_Your goal_.
Copy each line of the data below with the word "Blend".

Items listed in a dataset
┄┄┄┄┄┄

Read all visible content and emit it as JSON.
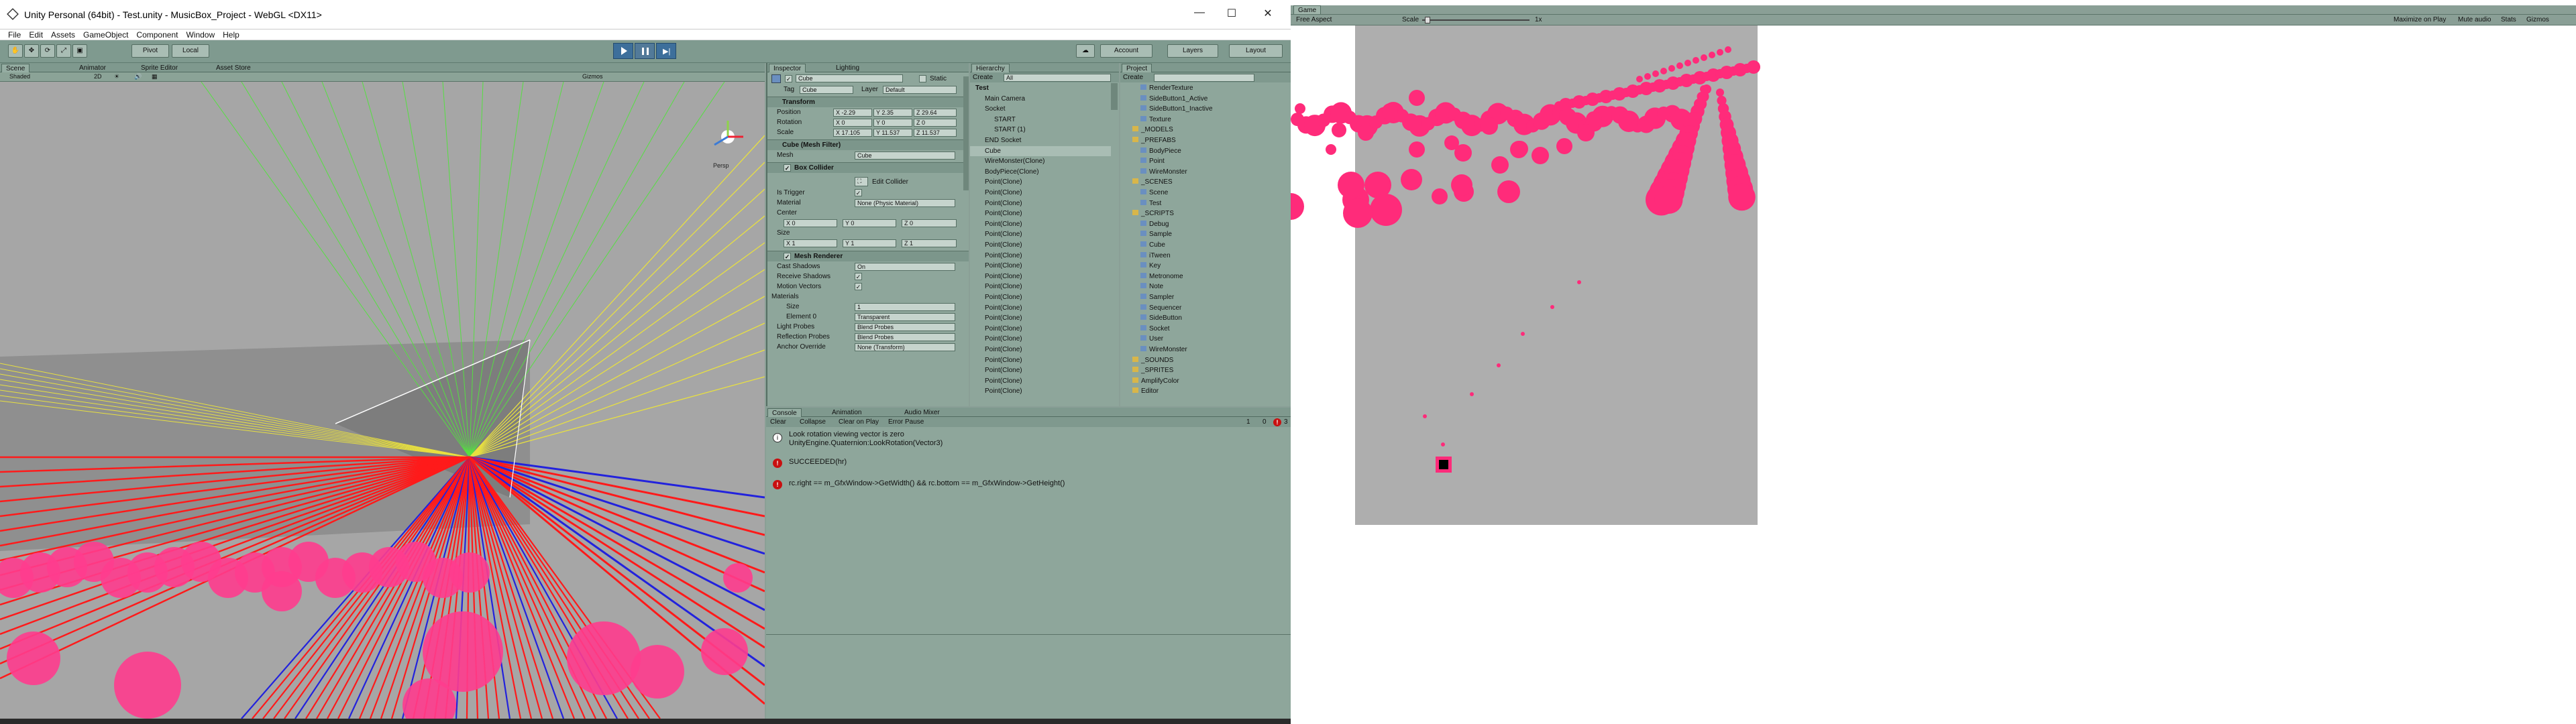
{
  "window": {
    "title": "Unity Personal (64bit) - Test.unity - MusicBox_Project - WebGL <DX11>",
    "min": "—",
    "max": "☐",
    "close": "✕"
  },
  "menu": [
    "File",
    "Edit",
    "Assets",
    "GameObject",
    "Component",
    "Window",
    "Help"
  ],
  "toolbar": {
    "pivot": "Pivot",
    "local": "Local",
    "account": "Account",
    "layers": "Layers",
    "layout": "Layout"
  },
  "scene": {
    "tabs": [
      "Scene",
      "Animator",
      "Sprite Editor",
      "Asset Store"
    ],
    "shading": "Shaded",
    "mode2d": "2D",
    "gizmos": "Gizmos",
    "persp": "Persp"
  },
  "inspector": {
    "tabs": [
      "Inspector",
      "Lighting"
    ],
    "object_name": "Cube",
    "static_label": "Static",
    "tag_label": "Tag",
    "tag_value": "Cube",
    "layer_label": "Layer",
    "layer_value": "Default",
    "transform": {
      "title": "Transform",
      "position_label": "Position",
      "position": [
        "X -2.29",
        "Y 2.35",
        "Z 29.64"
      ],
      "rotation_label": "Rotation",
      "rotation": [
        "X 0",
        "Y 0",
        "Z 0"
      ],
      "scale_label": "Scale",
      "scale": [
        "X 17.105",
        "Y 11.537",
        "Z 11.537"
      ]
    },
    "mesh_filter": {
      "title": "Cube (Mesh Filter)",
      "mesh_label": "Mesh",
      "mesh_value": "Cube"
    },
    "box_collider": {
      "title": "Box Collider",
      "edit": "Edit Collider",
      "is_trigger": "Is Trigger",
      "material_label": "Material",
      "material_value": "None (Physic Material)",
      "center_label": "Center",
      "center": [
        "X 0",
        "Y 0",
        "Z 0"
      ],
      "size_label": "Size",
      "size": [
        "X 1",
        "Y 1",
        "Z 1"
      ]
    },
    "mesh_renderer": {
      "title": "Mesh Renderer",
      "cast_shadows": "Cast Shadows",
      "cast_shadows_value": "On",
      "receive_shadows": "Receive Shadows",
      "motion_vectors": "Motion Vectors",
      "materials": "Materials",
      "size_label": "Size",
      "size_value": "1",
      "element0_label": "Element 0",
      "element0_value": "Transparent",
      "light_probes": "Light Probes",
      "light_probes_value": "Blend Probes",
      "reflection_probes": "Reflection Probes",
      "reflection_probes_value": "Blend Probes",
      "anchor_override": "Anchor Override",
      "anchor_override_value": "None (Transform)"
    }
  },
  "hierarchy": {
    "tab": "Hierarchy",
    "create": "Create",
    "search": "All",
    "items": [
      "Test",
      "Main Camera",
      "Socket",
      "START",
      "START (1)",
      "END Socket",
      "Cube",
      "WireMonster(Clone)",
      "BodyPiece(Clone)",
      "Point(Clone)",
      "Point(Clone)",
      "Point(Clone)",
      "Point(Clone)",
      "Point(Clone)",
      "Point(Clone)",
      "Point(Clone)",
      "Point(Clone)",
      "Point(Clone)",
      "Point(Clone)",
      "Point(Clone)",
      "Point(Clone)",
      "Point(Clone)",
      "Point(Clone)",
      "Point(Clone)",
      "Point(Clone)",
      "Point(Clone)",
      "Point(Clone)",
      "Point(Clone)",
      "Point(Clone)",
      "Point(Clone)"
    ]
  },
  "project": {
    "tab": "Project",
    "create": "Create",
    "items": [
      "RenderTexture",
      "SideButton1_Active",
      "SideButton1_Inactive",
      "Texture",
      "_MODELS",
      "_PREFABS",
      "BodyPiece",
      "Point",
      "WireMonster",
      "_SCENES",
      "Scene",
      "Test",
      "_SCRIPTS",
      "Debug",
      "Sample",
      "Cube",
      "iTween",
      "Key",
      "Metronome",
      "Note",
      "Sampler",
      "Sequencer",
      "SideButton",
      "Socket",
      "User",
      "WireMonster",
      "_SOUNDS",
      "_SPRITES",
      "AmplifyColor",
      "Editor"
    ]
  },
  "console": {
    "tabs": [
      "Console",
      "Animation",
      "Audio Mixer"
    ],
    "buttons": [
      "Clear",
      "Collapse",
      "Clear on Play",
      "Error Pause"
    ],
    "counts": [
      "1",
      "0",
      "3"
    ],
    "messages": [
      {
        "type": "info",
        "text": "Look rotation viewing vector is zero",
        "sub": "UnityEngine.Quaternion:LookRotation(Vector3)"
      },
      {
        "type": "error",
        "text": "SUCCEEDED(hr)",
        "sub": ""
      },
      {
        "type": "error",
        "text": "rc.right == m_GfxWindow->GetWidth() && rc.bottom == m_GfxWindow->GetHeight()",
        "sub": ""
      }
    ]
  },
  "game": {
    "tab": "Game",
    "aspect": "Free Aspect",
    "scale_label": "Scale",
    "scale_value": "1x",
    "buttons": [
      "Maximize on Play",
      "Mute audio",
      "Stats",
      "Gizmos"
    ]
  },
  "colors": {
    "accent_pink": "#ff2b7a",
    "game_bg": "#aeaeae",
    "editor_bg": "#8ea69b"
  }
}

┄┄┄┄┄┄

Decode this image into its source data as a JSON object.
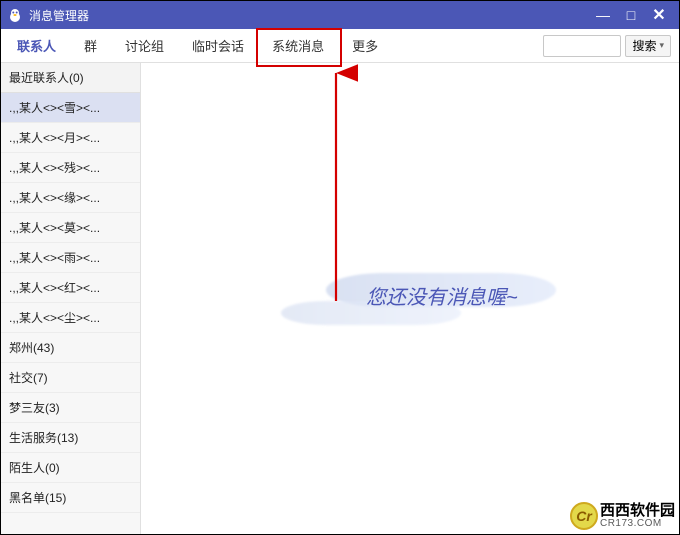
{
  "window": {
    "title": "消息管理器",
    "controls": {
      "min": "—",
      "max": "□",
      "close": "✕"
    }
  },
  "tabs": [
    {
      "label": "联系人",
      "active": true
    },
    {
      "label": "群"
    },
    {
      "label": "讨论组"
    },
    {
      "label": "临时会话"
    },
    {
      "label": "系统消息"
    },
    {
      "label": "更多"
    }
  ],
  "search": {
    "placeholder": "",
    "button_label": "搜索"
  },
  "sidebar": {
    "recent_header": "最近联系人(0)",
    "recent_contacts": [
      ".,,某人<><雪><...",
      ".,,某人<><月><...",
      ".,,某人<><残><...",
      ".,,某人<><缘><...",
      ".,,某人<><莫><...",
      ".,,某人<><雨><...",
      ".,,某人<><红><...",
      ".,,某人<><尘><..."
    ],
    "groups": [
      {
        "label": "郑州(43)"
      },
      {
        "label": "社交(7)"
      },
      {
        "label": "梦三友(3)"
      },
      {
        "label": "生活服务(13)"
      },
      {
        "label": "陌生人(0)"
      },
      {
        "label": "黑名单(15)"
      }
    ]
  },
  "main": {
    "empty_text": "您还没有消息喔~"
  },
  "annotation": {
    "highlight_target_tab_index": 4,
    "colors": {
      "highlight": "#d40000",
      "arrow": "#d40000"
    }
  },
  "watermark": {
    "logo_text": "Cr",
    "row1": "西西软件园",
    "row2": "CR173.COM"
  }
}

┄┄┄┄┄┄

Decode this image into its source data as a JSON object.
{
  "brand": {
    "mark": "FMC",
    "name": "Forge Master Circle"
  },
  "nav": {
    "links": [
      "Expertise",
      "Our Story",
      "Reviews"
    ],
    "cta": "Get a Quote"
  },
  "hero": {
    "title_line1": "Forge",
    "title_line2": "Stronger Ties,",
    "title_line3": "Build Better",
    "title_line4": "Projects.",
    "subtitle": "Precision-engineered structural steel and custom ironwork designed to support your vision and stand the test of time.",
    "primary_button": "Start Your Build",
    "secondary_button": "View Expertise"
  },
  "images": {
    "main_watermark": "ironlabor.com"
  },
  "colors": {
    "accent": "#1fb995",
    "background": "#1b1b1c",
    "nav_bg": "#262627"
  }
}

┄┄┄┄┄┄

_Solution to this problem_.
      "light_probes_value": "Blend Probes",
      "reflection_probes_value": "Blend Probes",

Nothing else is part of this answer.